>> START

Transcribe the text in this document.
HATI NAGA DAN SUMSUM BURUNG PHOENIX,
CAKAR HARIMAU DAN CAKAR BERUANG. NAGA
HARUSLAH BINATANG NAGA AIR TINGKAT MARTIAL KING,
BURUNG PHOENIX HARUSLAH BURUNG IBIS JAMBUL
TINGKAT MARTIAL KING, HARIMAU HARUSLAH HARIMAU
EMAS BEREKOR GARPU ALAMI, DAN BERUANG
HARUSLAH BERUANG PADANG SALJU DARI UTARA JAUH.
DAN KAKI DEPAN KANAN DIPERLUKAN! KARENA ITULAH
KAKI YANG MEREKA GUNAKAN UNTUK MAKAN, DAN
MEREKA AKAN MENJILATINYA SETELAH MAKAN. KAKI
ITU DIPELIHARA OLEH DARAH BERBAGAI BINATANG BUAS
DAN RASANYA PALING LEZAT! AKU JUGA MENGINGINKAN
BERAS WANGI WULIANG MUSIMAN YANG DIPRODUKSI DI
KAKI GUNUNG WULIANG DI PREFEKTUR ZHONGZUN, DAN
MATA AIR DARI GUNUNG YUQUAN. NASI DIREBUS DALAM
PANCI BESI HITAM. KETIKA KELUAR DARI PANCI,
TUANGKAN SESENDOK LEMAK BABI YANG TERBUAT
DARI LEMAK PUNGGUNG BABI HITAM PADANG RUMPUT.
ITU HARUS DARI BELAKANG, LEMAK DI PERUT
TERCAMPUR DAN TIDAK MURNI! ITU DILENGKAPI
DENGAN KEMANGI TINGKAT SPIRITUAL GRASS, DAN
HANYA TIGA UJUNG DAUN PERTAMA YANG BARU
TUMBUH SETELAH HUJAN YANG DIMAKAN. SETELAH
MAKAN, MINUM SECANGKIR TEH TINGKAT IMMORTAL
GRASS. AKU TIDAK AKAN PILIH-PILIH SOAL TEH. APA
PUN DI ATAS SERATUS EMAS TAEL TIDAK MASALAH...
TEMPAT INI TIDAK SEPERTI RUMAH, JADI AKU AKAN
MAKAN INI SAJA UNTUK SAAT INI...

>> END

■ Task
Which lines of the material contain the string "BERUANG"? List each of them.

■ Problem solution
CAKAR HARIMAU DAN CAKAR BERUANG. NAGA
EMAS BEREKOR GARPU ALAMI, DAN BERUANG
HARUSLAH BERUANG PADANG SALJU DARI UTARA JAUH.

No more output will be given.